Task brief: Report how many lines of these entries hold the string "партнерства"; reply with the number alone.
Data to use start
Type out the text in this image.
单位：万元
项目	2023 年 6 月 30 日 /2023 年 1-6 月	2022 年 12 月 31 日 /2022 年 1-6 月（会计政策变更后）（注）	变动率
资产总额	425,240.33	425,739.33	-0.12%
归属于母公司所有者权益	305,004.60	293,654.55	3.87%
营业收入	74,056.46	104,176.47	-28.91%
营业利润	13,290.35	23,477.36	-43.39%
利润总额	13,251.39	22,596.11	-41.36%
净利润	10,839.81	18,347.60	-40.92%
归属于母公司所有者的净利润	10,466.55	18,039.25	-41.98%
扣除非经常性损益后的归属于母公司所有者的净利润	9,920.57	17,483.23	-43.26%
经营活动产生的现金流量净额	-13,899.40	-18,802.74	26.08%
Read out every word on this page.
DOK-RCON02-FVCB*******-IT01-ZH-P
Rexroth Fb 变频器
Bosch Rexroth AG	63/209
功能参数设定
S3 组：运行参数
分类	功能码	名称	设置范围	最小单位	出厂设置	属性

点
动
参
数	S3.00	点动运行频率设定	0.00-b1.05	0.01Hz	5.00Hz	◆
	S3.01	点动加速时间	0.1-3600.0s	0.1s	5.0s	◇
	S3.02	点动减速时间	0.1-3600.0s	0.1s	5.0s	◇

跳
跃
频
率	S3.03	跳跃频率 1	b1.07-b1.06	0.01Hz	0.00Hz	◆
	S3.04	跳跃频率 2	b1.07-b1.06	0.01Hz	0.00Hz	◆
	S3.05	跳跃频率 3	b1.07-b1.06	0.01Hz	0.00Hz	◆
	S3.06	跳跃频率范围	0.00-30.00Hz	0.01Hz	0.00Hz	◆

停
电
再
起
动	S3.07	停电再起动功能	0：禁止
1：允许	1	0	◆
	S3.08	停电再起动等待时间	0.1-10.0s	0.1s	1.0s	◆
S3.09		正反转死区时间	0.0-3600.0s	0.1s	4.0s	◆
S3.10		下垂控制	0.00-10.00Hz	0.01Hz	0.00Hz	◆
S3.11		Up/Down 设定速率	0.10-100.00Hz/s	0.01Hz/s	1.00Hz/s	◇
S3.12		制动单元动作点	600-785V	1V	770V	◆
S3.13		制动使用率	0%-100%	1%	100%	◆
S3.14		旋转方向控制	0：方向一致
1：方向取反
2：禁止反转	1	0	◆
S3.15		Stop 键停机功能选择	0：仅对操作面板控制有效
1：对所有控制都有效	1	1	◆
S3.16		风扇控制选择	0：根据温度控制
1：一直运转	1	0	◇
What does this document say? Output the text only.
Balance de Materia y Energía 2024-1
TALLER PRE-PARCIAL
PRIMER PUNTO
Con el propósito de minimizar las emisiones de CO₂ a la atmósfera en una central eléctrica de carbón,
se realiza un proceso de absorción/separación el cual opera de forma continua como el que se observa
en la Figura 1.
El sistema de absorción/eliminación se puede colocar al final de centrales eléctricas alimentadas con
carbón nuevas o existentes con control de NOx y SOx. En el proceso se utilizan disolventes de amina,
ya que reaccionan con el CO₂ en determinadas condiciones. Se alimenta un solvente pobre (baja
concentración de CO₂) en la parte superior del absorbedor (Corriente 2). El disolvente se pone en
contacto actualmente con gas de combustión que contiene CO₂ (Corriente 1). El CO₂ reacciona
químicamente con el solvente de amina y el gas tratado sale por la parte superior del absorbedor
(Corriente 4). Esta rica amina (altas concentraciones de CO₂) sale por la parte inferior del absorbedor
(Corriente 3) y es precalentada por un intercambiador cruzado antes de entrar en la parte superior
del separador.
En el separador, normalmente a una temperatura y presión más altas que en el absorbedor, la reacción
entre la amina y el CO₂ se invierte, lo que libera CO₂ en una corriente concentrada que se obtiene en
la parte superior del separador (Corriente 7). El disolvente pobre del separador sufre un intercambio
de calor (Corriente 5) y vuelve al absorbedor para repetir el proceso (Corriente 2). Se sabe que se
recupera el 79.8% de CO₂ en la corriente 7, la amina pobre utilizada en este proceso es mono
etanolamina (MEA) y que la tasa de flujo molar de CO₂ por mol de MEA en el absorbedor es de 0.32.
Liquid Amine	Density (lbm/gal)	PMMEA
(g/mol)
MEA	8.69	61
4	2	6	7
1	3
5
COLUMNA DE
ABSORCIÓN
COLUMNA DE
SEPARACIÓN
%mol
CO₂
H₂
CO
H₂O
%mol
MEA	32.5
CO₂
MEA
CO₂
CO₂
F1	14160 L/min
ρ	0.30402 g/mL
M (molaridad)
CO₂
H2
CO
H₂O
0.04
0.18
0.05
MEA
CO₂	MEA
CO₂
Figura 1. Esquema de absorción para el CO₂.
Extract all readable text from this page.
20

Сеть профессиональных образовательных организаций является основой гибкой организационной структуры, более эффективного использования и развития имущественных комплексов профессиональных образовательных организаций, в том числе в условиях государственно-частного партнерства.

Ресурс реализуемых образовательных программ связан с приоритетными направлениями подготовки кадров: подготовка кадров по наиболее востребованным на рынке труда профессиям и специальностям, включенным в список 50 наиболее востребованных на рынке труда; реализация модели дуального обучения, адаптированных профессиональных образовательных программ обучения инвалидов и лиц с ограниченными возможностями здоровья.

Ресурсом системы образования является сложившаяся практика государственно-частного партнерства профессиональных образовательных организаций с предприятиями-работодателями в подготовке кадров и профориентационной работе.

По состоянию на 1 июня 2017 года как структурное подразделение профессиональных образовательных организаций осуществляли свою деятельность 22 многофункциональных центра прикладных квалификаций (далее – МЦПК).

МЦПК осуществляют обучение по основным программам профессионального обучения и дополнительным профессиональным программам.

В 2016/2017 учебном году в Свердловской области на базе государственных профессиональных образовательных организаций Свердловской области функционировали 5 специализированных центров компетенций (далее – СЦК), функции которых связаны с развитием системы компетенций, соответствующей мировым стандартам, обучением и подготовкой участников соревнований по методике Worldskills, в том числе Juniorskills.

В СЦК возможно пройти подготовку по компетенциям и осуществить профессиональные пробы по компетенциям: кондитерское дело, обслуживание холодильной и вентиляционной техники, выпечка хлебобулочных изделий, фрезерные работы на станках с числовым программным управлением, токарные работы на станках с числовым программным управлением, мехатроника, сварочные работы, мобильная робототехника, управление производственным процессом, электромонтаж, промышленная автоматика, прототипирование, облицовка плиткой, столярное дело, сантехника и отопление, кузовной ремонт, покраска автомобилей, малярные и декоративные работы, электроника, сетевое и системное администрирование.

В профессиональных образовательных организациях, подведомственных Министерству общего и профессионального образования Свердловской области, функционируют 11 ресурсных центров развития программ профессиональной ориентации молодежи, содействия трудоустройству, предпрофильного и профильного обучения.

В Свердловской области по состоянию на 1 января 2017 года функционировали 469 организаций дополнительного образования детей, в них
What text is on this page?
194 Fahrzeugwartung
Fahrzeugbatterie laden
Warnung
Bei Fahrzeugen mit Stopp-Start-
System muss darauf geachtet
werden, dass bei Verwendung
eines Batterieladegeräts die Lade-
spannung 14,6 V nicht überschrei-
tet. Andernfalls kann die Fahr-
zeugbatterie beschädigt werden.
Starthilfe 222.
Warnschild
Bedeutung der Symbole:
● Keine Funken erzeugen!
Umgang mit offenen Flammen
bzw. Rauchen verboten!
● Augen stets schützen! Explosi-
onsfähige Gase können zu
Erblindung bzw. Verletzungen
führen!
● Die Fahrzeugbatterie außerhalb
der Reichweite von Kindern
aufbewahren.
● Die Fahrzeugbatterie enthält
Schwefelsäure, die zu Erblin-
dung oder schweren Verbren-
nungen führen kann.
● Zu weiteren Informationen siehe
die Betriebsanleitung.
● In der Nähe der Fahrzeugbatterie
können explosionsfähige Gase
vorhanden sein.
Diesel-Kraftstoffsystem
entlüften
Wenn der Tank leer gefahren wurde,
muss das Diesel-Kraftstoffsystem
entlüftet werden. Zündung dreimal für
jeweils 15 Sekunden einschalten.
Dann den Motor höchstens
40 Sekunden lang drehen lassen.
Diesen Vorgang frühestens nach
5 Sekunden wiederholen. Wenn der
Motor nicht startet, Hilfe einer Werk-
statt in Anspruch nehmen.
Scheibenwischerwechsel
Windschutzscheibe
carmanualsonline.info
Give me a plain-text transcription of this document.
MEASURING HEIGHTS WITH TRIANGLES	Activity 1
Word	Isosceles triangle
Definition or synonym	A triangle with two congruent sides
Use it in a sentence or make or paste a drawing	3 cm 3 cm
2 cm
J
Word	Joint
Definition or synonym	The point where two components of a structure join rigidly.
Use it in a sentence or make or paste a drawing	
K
Data to use end
Exercise solution: 2